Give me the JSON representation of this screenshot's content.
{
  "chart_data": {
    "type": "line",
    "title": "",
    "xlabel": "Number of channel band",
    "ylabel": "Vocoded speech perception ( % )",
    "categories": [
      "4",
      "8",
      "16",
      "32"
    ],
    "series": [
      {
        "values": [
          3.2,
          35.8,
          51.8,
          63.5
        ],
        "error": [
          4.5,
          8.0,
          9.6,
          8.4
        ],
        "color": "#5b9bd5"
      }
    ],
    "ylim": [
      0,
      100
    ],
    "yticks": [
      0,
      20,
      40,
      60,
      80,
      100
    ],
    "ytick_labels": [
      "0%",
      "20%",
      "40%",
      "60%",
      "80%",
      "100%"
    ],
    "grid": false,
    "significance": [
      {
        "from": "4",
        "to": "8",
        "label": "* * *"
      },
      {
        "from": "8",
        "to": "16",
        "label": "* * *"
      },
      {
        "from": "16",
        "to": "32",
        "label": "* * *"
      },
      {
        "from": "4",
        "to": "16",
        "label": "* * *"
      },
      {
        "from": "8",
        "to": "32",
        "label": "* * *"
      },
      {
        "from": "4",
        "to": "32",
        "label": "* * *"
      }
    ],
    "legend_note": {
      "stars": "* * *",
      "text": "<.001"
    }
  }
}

--------------------------------

▶ What the task asks:
Exactly as shown, repeat every record.

▶ Response to the exercise:
Give me the JSON representation of this screenshot's content.
{
  "chart_data": {
    "type": "line",
    "title": "",
    "xlabel": "Number of channel band",
    "ylabel": "Vocoded speech perception ( % )",
    "categories": [
      "4",
      "8",
      "16",
      "32"
    ],
    "series": [
      {
        "values": [
          3.2,
          35.8,
          51.8,
          63.5
        ],
        "error": [
          4.5,
          8.0,
          9.6,
          8.4
        ],
        "color": "#5b9bd5"
      }
    ],
    "ylim": [
      0,
      100
    ],
    "yticks": [
      0,
      20,
      40,
      60,
      80,
      100
    ],
    "ytick_labels": [
      "0%",
      "20%",
      "40%",
      "60%",
      "80%",
      "100%"
    ],
    "grid": false,
    "significance": [
      {
        "from": "4",
        "to": "8",
        "label": "* * *"
      },
      {
        "from": "8",
        "to": "16",
        "label": "* * *"
      },
      {
        "from": "16",
        "to": "32",
        "label": "* * *"
      },
      {
        "from": "4",
        "to": "16",
        "label": "* * *"
      },
      {
        "from": "8",
        "to": "32",
        "label": "* * *"
      },
      {
        "from": "4",
        "to": "32",
        "label": "* * *"
      }
    ],
    "legend_note": {
      "stars": "* * *",
      "text": "<.001"
    }
  }
}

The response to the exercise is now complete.